* **Problem details**
Scan the entries for the string "injections" and give the number of lines that have it, nothing further.

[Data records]
= = = = =
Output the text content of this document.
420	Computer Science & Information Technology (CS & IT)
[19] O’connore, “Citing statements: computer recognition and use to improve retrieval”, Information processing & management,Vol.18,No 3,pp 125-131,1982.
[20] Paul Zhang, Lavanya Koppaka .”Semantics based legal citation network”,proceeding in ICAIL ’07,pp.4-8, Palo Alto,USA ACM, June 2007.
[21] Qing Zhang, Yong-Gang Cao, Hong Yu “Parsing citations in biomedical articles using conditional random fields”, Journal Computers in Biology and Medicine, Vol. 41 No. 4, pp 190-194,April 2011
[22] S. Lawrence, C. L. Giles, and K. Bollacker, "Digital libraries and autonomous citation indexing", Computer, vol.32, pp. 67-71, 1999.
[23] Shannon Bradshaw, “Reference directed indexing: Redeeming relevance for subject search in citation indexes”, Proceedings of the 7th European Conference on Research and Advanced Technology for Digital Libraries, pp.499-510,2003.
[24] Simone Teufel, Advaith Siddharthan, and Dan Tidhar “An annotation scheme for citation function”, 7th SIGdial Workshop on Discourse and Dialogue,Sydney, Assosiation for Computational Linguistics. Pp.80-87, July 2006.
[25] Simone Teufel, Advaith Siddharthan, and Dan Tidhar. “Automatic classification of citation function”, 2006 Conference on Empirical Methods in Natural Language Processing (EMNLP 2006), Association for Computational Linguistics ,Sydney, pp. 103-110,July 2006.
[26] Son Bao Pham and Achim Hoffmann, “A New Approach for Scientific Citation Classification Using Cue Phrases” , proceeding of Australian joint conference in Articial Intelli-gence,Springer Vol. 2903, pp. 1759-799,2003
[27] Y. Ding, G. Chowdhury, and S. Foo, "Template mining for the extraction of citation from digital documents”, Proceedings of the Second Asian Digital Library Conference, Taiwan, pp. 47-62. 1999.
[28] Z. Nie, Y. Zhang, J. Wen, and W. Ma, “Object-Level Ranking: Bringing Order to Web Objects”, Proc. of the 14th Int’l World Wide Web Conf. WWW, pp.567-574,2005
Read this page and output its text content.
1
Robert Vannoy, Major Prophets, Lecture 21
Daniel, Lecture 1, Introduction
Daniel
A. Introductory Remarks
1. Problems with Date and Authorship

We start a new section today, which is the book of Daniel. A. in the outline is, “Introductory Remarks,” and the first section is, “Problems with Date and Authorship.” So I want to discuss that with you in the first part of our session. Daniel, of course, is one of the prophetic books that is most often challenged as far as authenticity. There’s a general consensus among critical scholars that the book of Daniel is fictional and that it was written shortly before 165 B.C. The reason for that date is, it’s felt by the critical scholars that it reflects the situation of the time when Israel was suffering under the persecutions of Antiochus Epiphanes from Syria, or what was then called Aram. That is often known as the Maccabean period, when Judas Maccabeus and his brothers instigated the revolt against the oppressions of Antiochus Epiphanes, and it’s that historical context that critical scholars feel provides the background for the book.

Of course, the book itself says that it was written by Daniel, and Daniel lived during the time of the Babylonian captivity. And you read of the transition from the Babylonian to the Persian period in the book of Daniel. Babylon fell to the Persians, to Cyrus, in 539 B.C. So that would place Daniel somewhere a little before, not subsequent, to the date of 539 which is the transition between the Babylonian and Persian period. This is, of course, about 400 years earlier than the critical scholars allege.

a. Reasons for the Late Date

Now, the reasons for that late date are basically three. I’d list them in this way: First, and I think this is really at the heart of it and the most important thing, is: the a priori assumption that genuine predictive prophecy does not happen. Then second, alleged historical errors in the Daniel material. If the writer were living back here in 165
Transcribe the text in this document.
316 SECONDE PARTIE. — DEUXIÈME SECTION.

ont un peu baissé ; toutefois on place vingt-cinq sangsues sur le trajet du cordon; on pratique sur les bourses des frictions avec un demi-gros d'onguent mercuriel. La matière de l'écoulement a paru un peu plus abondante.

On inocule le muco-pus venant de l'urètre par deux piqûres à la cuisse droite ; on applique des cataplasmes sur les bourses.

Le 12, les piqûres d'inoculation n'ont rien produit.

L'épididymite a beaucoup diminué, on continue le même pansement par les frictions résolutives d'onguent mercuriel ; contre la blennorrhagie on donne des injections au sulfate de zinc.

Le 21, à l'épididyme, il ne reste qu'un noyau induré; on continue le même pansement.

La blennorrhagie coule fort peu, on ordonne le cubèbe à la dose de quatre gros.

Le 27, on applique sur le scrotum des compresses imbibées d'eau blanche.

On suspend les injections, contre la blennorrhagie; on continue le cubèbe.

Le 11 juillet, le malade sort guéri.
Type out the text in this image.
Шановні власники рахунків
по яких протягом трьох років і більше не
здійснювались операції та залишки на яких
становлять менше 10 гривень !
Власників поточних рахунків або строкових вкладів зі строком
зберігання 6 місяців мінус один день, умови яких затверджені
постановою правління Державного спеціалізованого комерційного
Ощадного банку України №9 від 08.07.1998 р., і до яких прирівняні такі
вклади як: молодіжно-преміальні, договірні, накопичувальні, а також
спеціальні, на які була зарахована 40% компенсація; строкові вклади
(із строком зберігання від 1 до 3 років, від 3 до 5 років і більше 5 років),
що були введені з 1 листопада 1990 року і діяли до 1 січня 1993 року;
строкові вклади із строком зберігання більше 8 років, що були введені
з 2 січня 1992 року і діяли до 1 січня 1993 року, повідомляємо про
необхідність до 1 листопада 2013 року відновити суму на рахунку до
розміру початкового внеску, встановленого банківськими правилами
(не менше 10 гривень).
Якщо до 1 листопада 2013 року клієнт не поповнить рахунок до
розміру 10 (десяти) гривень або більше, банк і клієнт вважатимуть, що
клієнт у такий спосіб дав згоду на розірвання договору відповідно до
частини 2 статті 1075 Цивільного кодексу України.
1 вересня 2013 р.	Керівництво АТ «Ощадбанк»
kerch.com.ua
= = = = =
* **Task output**
2